EXERCISE DIRECTIONS:
Below are records; extract exactly the lines from the one with "Read all visible content and emit it as JSON." through the final line, including both, but drop the pictures.
--------
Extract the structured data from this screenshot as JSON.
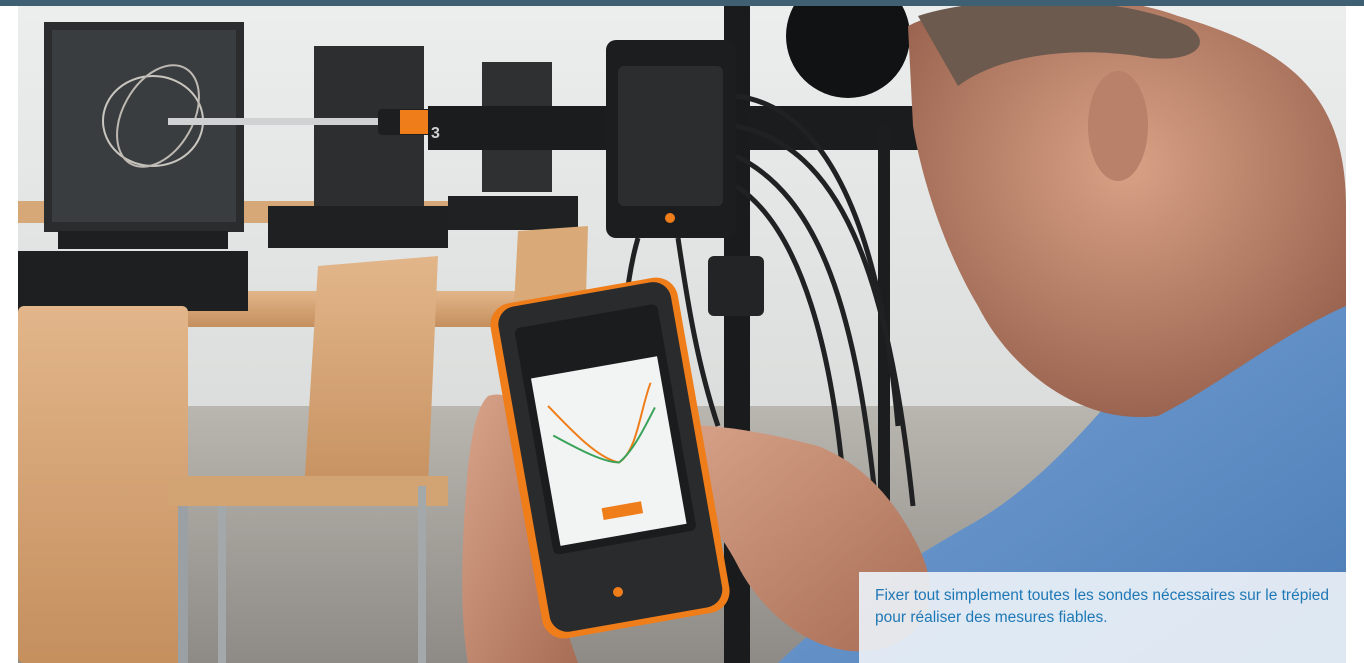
{
  "caption": {
    "text": "Fixer tout simplement toutes les sondes nécessaires sur le trépied pour réaliser des mesures fiables."
  },
  "photo": {
    "subject": "person-using-handheld-measuring-instrument-on-tripod",
    "colors": {
      "frame_band": "#3f5f73",
      "caption_text": "#1f78b6",
      "caption_bg": "#e9f0f6",
      "device_orange": "#ef7d1a",
      "shirt_blue": "#5e8fc8"
    }
  }
}
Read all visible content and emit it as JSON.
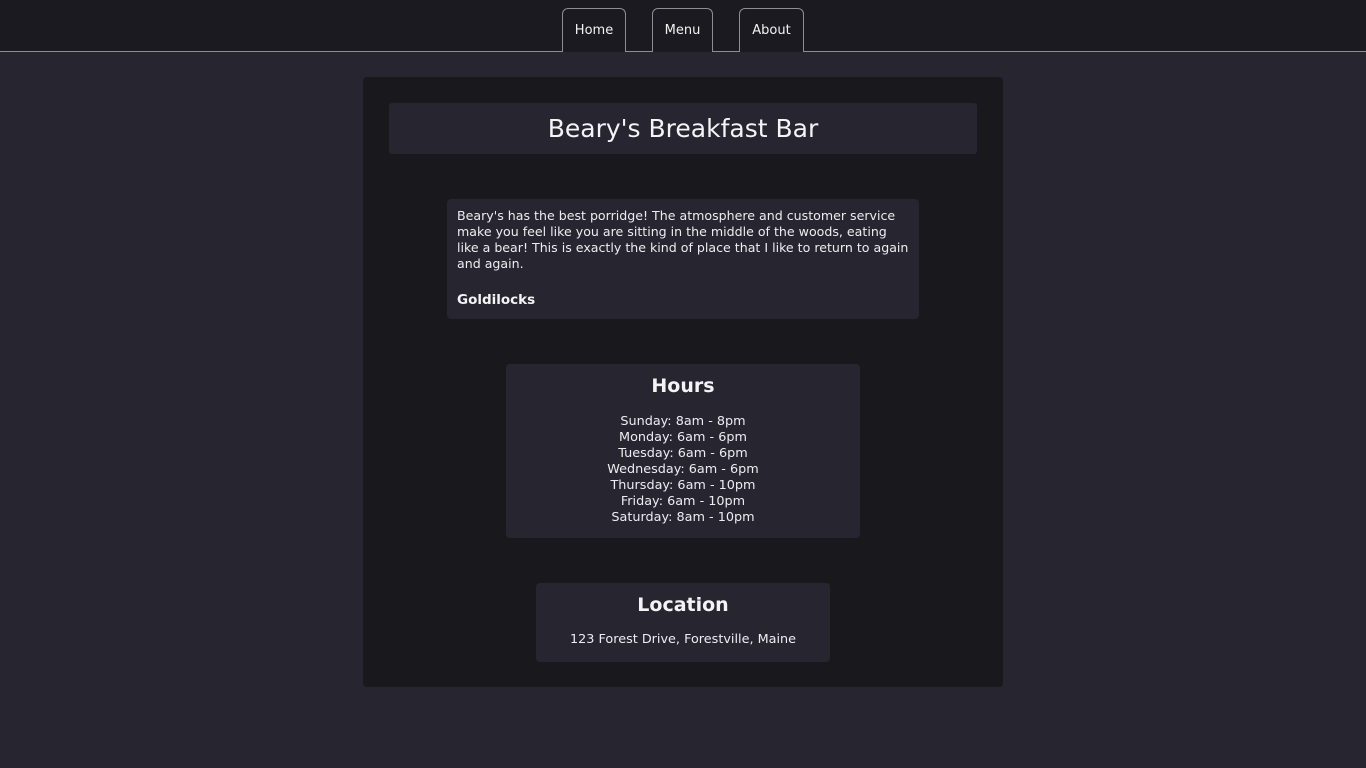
{
  "nav": {
    "items": [
      {
        "label": "Home"
      },
      {
        "label": "Menu"
      },
      {
        "label": "About"
      }
    ]
  },
  "page": {
    "title": "Beary's Breakfast Bar"
  },
  "review": {
    "text": "Beary's has the best porridge! The atmosphere and customer service make you feel like you are sitting in the middle of the woods, eating like a bear! This is exactly the kind of place that I like to return to again and again.",
    "author": "Goldilocks"
  },
  "hours": {
    "heading": "Hours",
    "days": [
      "Sunday: 8am - 8pm",
      "Monday: 6am - 6pm",
      "Tuesday: 6am - 6pm",
      "Wednesday: 6am - 6pm",
      "Thursday: 6am - 10pm",
      "Friday: 6am - 10pm",
      "Saturday: 8am - 10pm"
    ]
  },
  "location": {
    "heading": "Location",
    "address": "123 Forest Drive, Forestville, Maine"
  },
  "colors": {
    "page_background": "#272630",
    "card_background": "#18181d",
    "panel_background": "#272630",
    "nav_border": "#8d8d94",
    "text": "#e9e9ee"
  }
}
--------
CORRECT ANSWER:
Read all visible content and emit it as JSON.
{
  "nav": {
    "items": [
      {
        "label": "Home"
      },
      {
        "label": "Menu"
      },
      {
        "label": "About"
      }
    ]
  },
  "page": {
    "title": "Beary's Breakfast Bar"
  },
  "review": {
    "text": "Beary's has the best porridge! The atmosphere and customer service make you feel like you are sitting in the middle of the woods, eating like a bear! This is exactly the kind of place that I like to return to again and again.",
    "author": "Goldilocks"
  },
  "hours": {
    "heading": "Hours",
    "days": [
      "Sunday: 8am - 8pm",
      "Monday: 6am - 6pm",
      "Tuesday: 6am - 6pm",
      "Wednesday: 6am - 6pm",
      "Thursday: 6am - 10pm",
      "Friday: 6am - 10pm",
      "Saturday: 8am - 10pm"
    ]
  },
  "location": {
    "heading": "Location",
    "address": "123 Forest Drive, Forestville, Maine"
  },
  "colors": {
    "page_background": "#272630",
    "card_background": "#18181d",
    "panel_background": "#272630",
    "nav_border": "#8d8d94",
    "text": "#e9e9ee"
  }
}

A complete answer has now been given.